> Aim
Return the entries below verbatim. Pictures stay out.

> Dataset extract
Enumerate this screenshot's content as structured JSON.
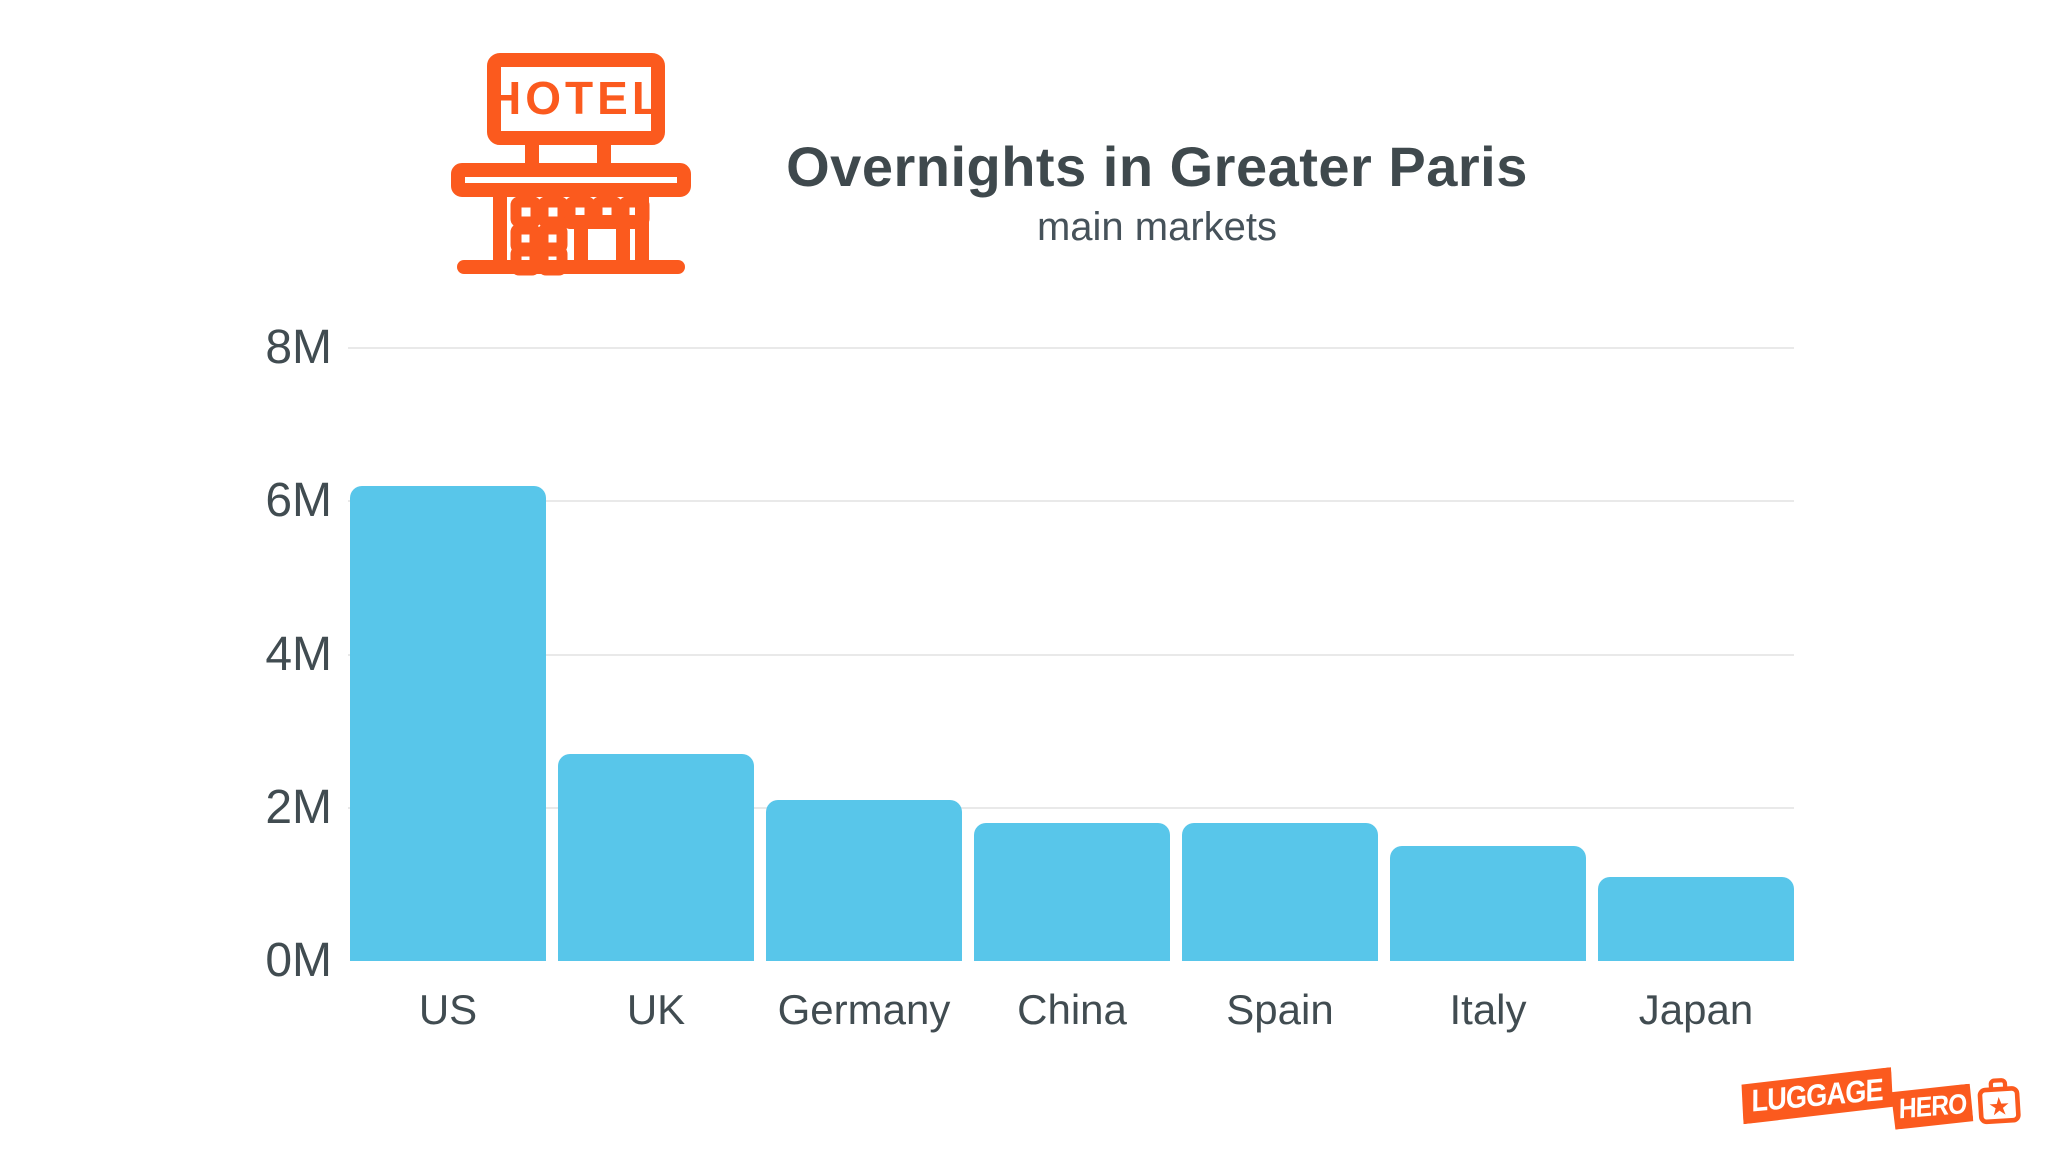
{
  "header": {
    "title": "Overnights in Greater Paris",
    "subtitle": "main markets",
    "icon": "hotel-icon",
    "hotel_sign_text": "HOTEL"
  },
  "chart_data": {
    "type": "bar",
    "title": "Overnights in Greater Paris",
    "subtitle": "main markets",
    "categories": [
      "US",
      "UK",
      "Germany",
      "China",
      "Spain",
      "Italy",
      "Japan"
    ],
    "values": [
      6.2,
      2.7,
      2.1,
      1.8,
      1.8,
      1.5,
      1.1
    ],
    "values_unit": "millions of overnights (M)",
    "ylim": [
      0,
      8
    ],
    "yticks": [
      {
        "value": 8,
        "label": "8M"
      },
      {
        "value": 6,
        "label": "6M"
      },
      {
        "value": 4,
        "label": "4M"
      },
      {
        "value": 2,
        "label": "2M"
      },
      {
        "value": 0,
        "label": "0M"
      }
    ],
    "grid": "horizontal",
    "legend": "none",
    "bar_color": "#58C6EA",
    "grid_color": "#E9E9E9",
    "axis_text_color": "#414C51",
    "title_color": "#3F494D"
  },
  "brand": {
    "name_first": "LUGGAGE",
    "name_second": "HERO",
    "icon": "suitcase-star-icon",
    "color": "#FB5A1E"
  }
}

> Answer to the problem
Enumerate this screenshot's content as structured JSON.
{
  "header": {
    "title": "Overnights in Greater Paris",
    "subtitle": "main markets",
    "icon": "hotel-icon",
    "hotel_sign_text": "HOTEL"
  },
  "chart_data": {
    "type": "bar",
    "title": "Overnights in Greater Paris",
    "subtitle": "main markets",
    "categories": [
      "US",
      "UK",
      "Germany",
      "China",
      "Spain",
      "Italy",
      "Japan"
    ],
    "values": [
      6.2,
      2.7,
      2.1,
      1.8,
      1.8,
      1.5,
      1.1
    ],
    "values_unit": "millions of overnights (M)",
    "ylim": [
      0,
      8
    ],
    "yticks": [
      {
        "value": 8,
        "label": "8M"
      },
      {
        "value": 6,
        "label": "6M"
      },
      {
        "value": 4,
        "label": "4M"
      },
      {
        "value": 2,
        "label": "2M"
      },
      {
        "value": 0,
        "label": "0M"
      }
    ],
    "grid": "horizontal",
    "legend": "none",
    "bar_color": "#58C6EA",
    "grid_color": "#E9E9E9",
    "axis_text_color": "#414C51",
    "title_color": "#3F494D"
  },
  "brand": {
    "name_first": "LUGGAGE",
    "name_second": "HERO",
    "icon": "suitcase-star-icon",
    "color": "#FB5A1E"
  }
}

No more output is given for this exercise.